[Task requirements]
Resume the write-up below on the low-latency sensory pipeline for personas, continuing from its last line under "Architecture Requirements."

[Excerpt provided]
^^^^^^^^^^^^^^^^
Low-latency sensory pipeline — sub-100ms vision + real-time audio for personas

## Summary

Personas need to see, hear, and speak at human-conversational speed. This is NOT about adding modalities (see #649, #650) — it's about making them FAST enough for real-time interaction.

## Latency Budgets

| Sense | Target | Current | Gap |
|-------|--------|---------|-----|
| Vision (scene understanding) | <100ms | Bridge via VisionDescriptionService (slow) | Need native or distilled model |
| Audio input (hearing) | <50ms | STT bridge (200-500ms) | Need streaming encoder |
| Audio output (speech) | <150ms first-byte | TTS bridge (500ms+) | Need streaming vocoder |
| Touch/interaction events | <16ms | Already fast (DOM events) | OK |

## Architecture Requirements

- **ALL processing off main thread** (AudioWorklet, Web Workers, Rust workers)
^^^^^^^^^^^^^^^^
[Extracted records]
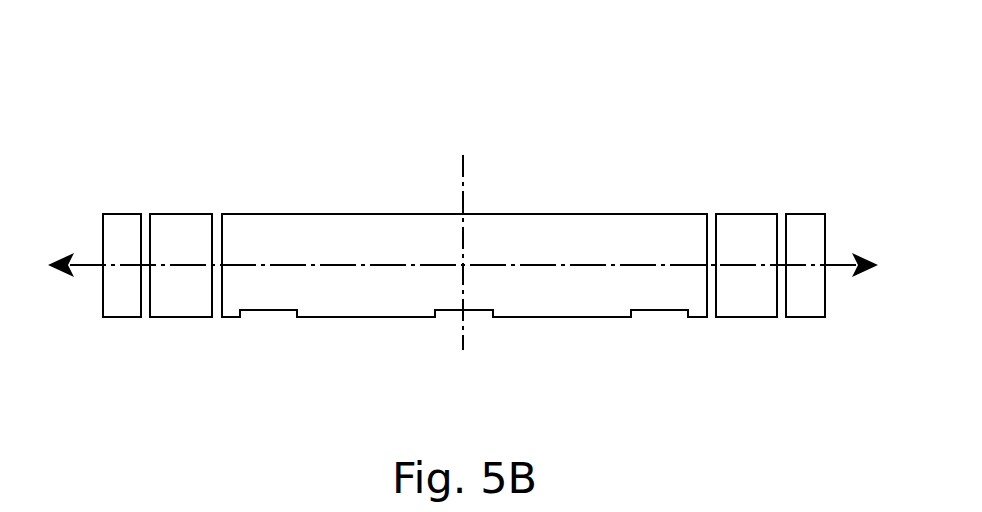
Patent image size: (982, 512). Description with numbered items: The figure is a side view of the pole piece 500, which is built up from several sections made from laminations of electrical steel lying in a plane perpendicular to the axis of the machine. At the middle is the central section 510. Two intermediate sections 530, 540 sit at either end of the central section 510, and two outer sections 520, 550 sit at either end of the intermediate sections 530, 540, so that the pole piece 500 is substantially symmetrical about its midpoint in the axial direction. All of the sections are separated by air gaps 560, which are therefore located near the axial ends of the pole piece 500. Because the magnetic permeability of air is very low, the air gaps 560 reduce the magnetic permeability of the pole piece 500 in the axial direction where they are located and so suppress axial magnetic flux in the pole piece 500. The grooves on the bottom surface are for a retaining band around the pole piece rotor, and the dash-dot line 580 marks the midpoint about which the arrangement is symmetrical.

The pole piece 500 is at (638, 112).
The central section 510 is at (553, 317).
The outer section 520 is at (123, 317).
The intermediate section 530 is at (183, 317).
The intermediate section 540 is at (750, 317).
The outer section 550 is at (808, 317).
The air gaps 560 is at (215, 214).
The transverse center axis 580 is at (463, 185).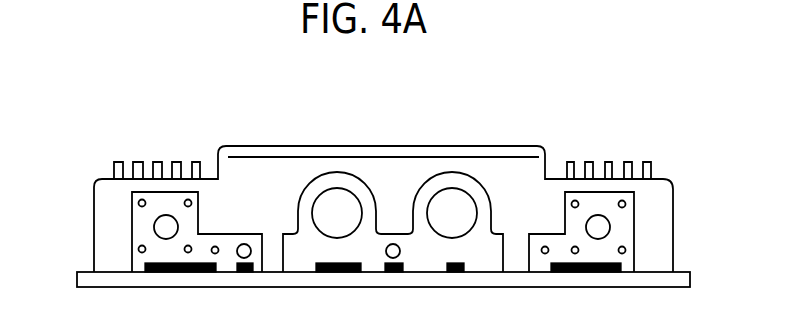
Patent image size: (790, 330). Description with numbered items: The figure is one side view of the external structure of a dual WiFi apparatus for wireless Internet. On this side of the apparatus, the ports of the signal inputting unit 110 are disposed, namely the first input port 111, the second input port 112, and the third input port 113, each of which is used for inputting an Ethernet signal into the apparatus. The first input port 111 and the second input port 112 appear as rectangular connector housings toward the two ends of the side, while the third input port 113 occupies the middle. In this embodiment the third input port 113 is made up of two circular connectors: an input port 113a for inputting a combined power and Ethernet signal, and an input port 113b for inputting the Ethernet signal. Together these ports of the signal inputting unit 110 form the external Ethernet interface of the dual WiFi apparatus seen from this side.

The signal inputting unit 110 is at (208, 158).
The first input port 111 is at (596, 228).
The second input port 112 is at (167, 230).
The third input port 113 is at (399, 151).
The input port for inputting a power+Ethernet signal 113a is at (457, 170).
The input port for inputting the Ethernet signal 113b is at (333, 202).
^^^^^^^^^^^^^^^^
[Output for this exercise]
- **Streaming** — don't wait for complete input. Process chunks as they arrive
- **Transferable buffers** — zero-copy between threads
- **Adaptive quality** — degrade gracefully (lower resolution, skip frames) rather than block
- **Local inference only** — can't hit an API for real-time sensory processing

## Vision Pipeline (target: <100ms)

1. Frame capture (requestAnimationFrame or Intersection Observer) → <1ms
2. Resize/crop to model input size → <5ms (Web Worker)  
3. Run distilled vision model (Qwen3.5-0.8B or MobileCLIP) → <80ms (Rust worker)
4. Inject description into persona context → <5ms

## Audio Pipeline (target: <50ms input, <150ms output)

**Input:**
1. AudioWorklet captures PCM chunks → 0ms (runs on audio thread)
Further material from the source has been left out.